| STATED TASK |
Print, exactly and completely, every entry in the data.

= = =

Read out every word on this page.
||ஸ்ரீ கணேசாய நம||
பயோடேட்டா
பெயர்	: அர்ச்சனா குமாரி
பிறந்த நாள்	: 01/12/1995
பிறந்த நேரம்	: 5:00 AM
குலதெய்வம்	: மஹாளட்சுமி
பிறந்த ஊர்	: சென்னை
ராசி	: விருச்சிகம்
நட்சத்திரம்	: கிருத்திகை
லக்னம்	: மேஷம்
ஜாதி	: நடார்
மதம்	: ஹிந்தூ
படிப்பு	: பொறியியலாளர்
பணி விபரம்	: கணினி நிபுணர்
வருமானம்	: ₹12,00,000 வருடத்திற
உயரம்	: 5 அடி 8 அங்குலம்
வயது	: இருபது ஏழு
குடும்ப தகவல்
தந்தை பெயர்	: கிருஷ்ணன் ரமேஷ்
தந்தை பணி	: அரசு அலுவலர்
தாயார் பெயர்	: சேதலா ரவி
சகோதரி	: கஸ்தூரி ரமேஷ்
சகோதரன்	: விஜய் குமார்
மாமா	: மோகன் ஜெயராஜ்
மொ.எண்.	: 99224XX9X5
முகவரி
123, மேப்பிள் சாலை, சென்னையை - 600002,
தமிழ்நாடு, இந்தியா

= = =

| ANSWER TO THIS EXERCISE |
Read out every word on this page.
||ஸ்ரீ கணேசாய நம||
பயோடேட்டா
பெயர்	: அர்ச்சனா குமாரி
பிறந்த நாள்	: 01/12/1995
பிறந்த நேரம்	: 5:00 AM
குலதெய்வம்	: மஹாளட்சுமி
பிறந்த ஊர்	: சென்னை
ராசி	: விருச்சிகம்
நட்சத்திரம்	: கிருத்திகை
லக்னம்	: மேஷம்
ஜாதி	: நடார்
மதம்	: ஹிந்தூ
படிப்பு	: பொறியியலாளர்
பணி விபரம்	: கணினி நிபுணர்
வருமானம்	: ₹12,00,000 வருடத்திற
உயரம்	: 5 அடி 8 அங்குலம்
வயது	: இருபது ஏழு
குடும்ப தகவல்
தந்தை பெயர்	: கிருஷ்ணன் ரமேஷ்
தந்தை பணி	: அரசு அலுவலர்
தாயார் பெயர்	: சேதலா ரவி
சகோதரி	: கஸ்தூரி ரமேஷ்
சகோதரன்	: விஜய் குமார்
மாமா	: மோகன் ஜெயராஜ்
மொ.எண்.	: 99224XX9X5
முகவரி
123, மேப்பிள் சாலை, சென்னையை - 600002,
தமிழ்நாடு, இந்தியா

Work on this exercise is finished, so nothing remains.